Exercise prompt:
Give back the records below exactly, every one, with no pictures.

Extracted material:

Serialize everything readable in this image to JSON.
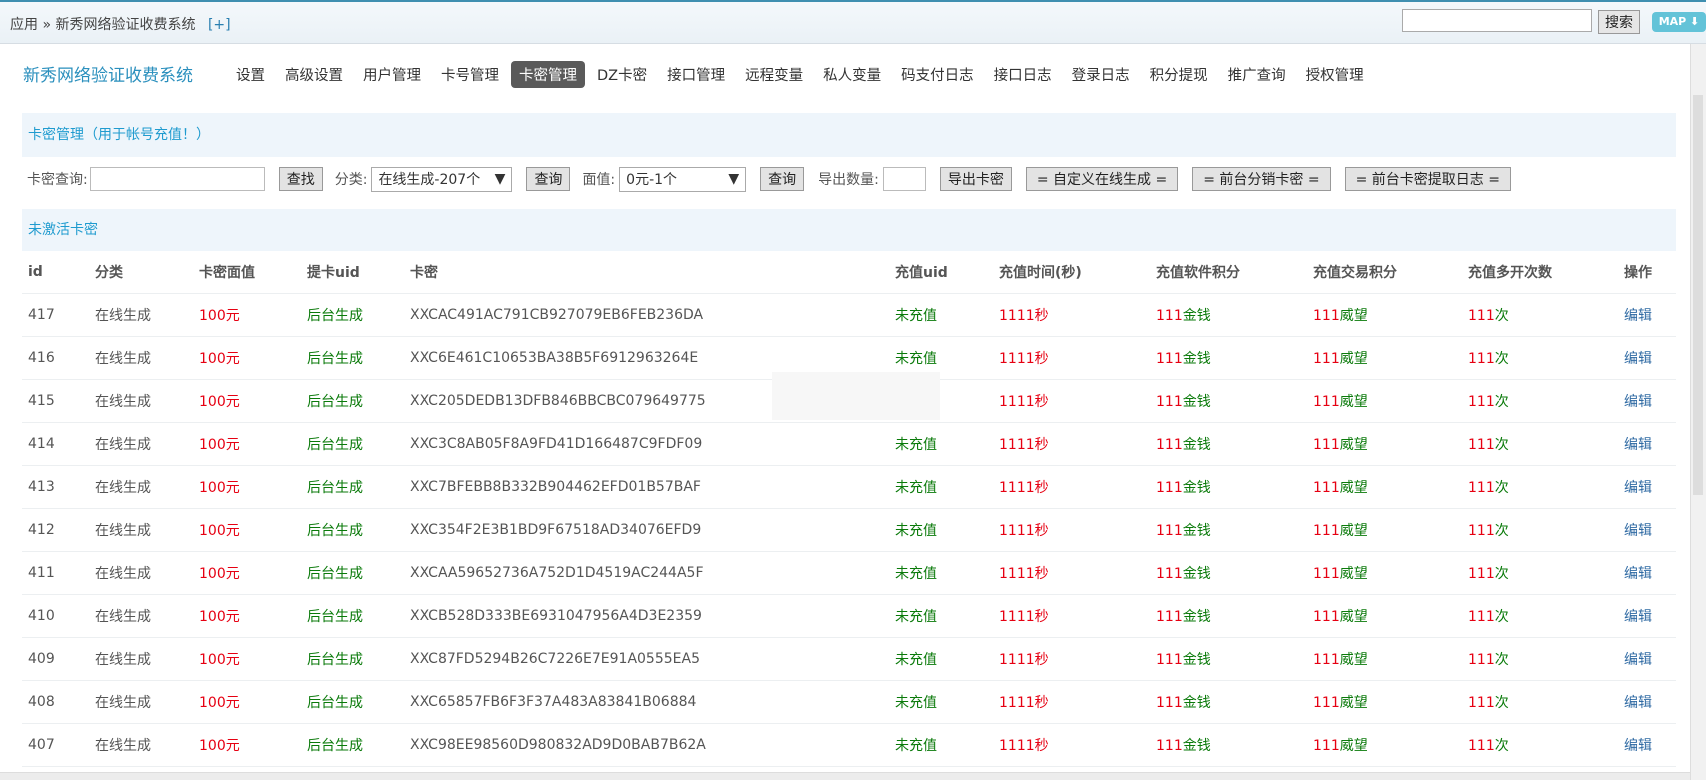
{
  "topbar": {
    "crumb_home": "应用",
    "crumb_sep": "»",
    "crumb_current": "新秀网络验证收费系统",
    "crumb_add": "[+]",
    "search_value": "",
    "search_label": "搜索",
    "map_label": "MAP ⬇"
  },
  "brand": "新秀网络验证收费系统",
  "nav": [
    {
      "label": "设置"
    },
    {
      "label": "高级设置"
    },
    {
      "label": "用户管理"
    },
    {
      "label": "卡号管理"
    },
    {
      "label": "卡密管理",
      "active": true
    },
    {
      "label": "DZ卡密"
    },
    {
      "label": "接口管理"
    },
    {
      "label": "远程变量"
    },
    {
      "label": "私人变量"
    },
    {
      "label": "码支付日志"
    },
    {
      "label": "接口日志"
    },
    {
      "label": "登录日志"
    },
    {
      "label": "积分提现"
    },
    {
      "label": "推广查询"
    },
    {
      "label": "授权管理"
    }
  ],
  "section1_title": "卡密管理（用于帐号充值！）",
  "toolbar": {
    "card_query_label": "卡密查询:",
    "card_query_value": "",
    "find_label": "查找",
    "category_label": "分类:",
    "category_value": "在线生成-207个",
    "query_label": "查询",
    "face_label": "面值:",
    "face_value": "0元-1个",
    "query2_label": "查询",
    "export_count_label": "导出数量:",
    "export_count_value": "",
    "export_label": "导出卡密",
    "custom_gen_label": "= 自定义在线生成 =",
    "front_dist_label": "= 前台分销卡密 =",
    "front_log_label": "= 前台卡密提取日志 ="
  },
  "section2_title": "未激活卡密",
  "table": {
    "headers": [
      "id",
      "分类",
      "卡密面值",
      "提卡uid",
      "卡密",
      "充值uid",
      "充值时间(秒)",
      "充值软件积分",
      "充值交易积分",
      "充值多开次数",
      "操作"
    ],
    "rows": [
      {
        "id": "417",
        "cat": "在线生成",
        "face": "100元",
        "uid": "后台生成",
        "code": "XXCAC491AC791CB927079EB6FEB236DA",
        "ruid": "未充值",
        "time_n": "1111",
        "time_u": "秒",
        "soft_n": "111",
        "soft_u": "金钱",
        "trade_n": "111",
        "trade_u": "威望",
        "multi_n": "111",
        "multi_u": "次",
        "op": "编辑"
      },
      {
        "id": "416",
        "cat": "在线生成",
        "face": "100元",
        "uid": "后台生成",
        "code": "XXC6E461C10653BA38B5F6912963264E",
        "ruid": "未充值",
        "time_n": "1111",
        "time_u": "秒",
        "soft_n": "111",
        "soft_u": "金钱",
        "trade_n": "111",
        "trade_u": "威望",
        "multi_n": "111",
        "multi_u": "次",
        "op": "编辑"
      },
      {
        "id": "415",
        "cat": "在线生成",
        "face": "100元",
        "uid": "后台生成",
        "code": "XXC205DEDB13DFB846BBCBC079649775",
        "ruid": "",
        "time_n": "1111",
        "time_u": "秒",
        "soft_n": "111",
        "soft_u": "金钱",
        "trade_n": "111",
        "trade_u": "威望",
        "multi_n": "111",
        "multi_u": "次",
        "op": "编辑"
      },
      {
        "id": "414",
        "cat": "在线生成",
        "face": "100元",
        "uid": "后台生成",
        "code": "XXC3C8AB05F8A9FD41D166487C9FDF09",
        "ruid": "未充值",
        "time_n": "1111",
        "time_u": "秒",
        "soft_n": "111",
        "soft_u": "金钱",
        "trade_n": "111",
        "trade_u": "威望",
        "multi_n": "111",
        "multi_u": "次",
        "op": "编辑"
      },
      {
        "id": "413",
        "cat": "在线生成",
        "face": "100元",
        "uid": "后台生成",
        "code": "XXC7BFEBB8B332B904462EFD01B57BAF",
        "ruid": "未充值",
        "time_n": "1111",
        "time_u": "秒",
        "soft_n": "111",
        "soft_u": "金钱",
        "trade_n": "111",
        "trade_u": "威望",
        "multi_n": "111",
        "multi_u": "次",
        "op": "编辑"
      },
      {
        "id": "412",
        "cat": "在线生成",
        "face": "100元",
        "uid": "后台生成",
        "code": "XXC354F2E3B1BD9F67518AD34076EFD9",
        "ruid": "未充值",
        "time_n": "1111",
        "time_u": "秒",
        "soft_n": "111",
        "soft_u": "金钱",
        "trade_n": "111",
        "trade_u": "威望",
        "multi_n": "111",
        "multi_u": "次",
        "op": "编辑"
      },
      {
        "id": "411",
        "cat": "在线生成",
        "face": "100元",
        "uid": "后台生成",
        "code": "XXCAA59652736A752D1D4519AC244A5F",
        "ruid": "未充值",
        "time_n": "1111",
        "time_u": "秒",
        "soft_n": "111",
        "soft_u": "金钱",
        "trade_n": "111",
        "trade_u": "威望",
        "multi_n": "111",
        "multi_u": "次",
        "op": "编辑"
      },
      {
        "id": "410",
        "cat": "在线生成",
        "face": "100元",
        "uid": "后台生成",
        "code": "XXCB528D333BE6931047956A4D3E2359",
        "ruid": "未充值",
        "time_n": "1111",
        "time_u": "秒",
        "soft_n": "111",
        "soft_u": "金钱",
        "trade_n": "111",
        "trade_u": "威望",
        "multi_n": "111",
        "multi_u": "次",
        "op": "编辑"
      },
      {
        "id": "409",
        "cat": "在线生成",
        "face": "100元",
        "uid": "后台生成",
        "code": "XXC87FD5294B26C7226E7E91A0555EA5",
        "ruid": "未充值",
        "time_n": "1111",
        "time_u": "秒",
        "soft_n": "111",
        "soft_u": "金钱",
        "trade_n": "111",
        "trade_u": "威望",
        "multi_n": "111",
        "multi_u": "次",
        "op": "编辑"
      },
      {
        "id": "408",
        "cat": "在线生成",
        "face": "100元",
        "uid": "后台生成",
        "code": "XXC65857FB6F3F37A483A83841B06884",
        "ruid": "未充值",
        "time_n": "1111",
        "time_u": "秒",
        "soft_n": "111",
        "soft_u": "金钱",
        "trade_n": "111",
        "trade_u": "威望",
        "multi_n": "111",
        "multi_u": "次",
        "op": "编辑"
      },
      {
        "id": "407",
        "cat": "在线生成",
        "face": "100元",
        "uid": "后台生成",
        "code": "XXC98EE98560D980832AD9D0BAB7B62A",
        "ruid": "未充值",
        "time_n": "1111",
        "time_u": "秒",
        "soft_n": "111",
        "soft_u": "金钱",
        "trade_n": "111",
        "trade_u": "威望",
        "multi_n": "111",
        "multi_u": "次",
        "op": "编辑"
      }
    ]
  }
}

Answer to the problem:
Serialize everything readable in this image to JSON.
{
  "topbar": {
    "crumb_home": "应用",
    "crumb_sep": "»",
    "crumb_current": "新秀网络验证收费系统",
    "crumb_add": "[+]",
    "search_value": "",
    "search_label": "搜索",
    "map_label": "MAP ⬇"
  },
  "brand": "新秀网络验证收费系统",
  "nav": [
    {
      "label": "设置"
    },
    {
      "label": "高级设置"
    },
    {
      "label": "用户管理"
    },
    {
      "label": "卡号管理"
    },
    {
      "label": "卡密管理",
      "active": true
    },
    {
      "label": "DZ卡密"
    },
    {
      "label": "接口管理"
    },
    {
      "label": "远程变量"
    },
    {
      "label": "私人变量"
    },
    {
      "label": "码支付日志"
    },
    {
      "label": "接口日志"
    },
    {
      "label": "登录日志"
    },
    {
      "label": "积分提现"
    },
    {
      "label": "推广查询"
    },
    {
      "label": "授权管理"
    }
  ],
  "section1_title": "卡密管理（用于帐号充值！）",
  "toolbar": {
    "card_query_label": "卡密查询:",
    "card_query_value": "",
    "find_label": "查找",
    "category_label": "分类:",
    "category_value": "在线生成-207个",
    "query_label": "查询",
    "face_label": "面值:",
    "face_value": "0元-1个",
    "query2_label": "查询",
    "export_count_label": "导出数量:",
    "export_count_value": "",
    "export_label": "导出卡密",
    "custom_gen_label": "= 自定义在线生成 =",
    "front_dist_label": "= 前台分销卡密 =",
    "front_log_label": "= 前台卡密提取日志 ="
  },
  "section2_title": "未激活卡密",
  "table": {
    "headers": [
      "id",
      "分类",
      "卡密面值",
      "提卡uid",
      "卡密",
      "充值uid",
      "充值时间(秒)",
      "充值软件积分",
      "充值交易积分",
      "充值多开次数",
      "操作"
    ],
    "rows": [
      {
        "id": "417",
        "cat": "在线生成",
        "face": "100元",
        "uid": "后台生成",
        "code": "XXCAC491AC791CB927079EB6FEB236DA",
        "ruid": "未充值",
        "time_n": "1111",
        "time_u": "秒",
        "soft_n": "111",
        "soft_u": "金钱",
        "trade_n": "111",
        "trade_u": "威望",
        "multi_n": "111",
        "multi_u": "次",
        "op": "编辑"
      },
      {
        "id": "416",
        "cat": "在线生成",
        "face": "100元",
        "uid": "后台生成",
        "code": "XXC6E461C10653BA38B5F6912963264E",
        "ruid": "未充值",
        "time_n": "1111",
        "time_u": "秒",
        "soft_n": "111",
        "soft_u": "金钱",
        "trade_n": "111",
        "trade_u": "威望",
        "multi_n": "111",
        "multi_u": "次",
        "op": "编辑"
      },
      {
        "id": "415",
        "cat": "在线生成",
        "face": "100元",
        "uid": "后台生成",
        "code": "XXC205DEDB13DFB846BBCBC079649775",
        "ruid": "",
        "time_n": "1111",
        "time_u": "秒",
        "soft_n": "111",
        "soft_u": "金钱",
        "trade_n": "111",
        "trade_u": "威望",
        "multi_n": "111",
        "multi_u": "次",
        "op": "编辑"
      },
      {
        "id": "414",
        "cat": "在线生成",
        "face": "100元",
        "uid": "后台生成",
        "code": "XXC3C8AB05F8A9FD41D166487C9FDF09",
        "ruid": "未充值",
        "time_n": "1111",
        "time_u": "秒",
        "soft_n": "111",
        "soft_u": "金钱",
        "trade_n": "111",
        "trade_u": "威望",
        "multi_n": "111",
        "multi_u": "次",
        "op": "编辑"
      },
      {
        "id": "413",
        "cat": "在线生成",
        "face": "100元",
        "uid": "后台生成",
        "code": "XXC7BFEBB8B332B904462EFD01B57BAF",
        "ruid": "未充值",
        "time_n": "1111",
        "time_u": "秒",
        "soft_n": "111",
        "soft_u": "金钱",
        "trade_n": "111",
        "trade_u": "威望",
        "multi_n": "111",
        "multi_u": "次",
        "op": "编辑"
      },
      {
        "id": "412",
        "cat": "在线生成",
        "face": "100元",
        "uid": "后台生成",
        "code": "XXC354F2E3B1BD9F67518AD34076EFD9",
        "ruid": "未充值",
        "time_n": "1111",
        "time_u": "秒",
        "soft_n": "111",
        "soft_u": "金钱",
        "trade_n": "111",
        "trade_u": "威望",
        "multi_n": "111",
        "multi_u": "次",
        "op": "编辑"
      },
      {
        "id": "411",
        "cat": "在线生成",
        "face": "100元",
        "uid": "后台生成",
        "code": "XXCAA59652736A752D1D4519AC244A5F",
        "ruid": "未充值",
        "time_n": "1111",
        "time_u": "秒",
        "soft_n": "111",
        "soft_u": "金钱",
        "trade_n": "111",
        "trade_u": "威望",
        "multi_n": "111",
        "multi_u": "次",
        "op": "编辑"
      },
      {
        "id": "410",
        "cat": "在线生成",
        "face": "100元",
        "uid": "后台生成",
        "code": "XXCB528D333BE6931047956A4D3E2359",
        "ruid": "未充值",
        "time_n": "1111",
        "time_u": "秒",
        "soft_n": "111",
        "soft_u": "金钱",
        "trade_n": "111",
        "trade_u": "威望",
        "multi_n": "111",
        "multi_u": "次",
        "op": "编辑"
      },
      {
        "id": "409",
        "cat": "在线生成",
        "face": "100元",
        "uid": "后台生成",
        "code": "XXC87FD5294B26C7226E7E91A0555EA5",
        "ruid": "未充值",
        "time_n": "1111",
        "time_u": "秒",
        "soft_n": "111",
        "soft_u": "金钱",
        "trade_n": "111",
        "trade_u": "威望",
        "multi_n": "111",
        "multi_u": "次",
        "op": "编辑"
      },
      {
        "id": "408",
        "cat": "在线生成",
        "face": "100元",
        "uid": "后台生成",
        "code": "XXC65857FB6F3F37A483A83841B06884",
        "ruid": "未充值",
        "time_n": "1111",
        "time_u": "秒",
        "soft_n": "111",
        "soft_u": "金钱",
        "trade_n": "111",
        "trade_u": "威望",
        "multi_n": "111",
        "multi_u": "次",
        "op": "编辑"
      },
      {
        "id": "407",
        "cat": "在线生成",
        "face": "100元",
        "uid": "后台生成",
        "code": "XXC98EE98560D980832AD9D0BAB7B62A",
        "ruid": "未充值",
        "time_n": "1111",
        "time_u": "秒",
        "soft_n": "111",
        "soft_u": "金钱",
        "trade_n": "111",
        "trade_u": "威望",
        "multi_n": "111",
        "multi_u": "次",
        "op": "编辑"
      }
    ]
  }
}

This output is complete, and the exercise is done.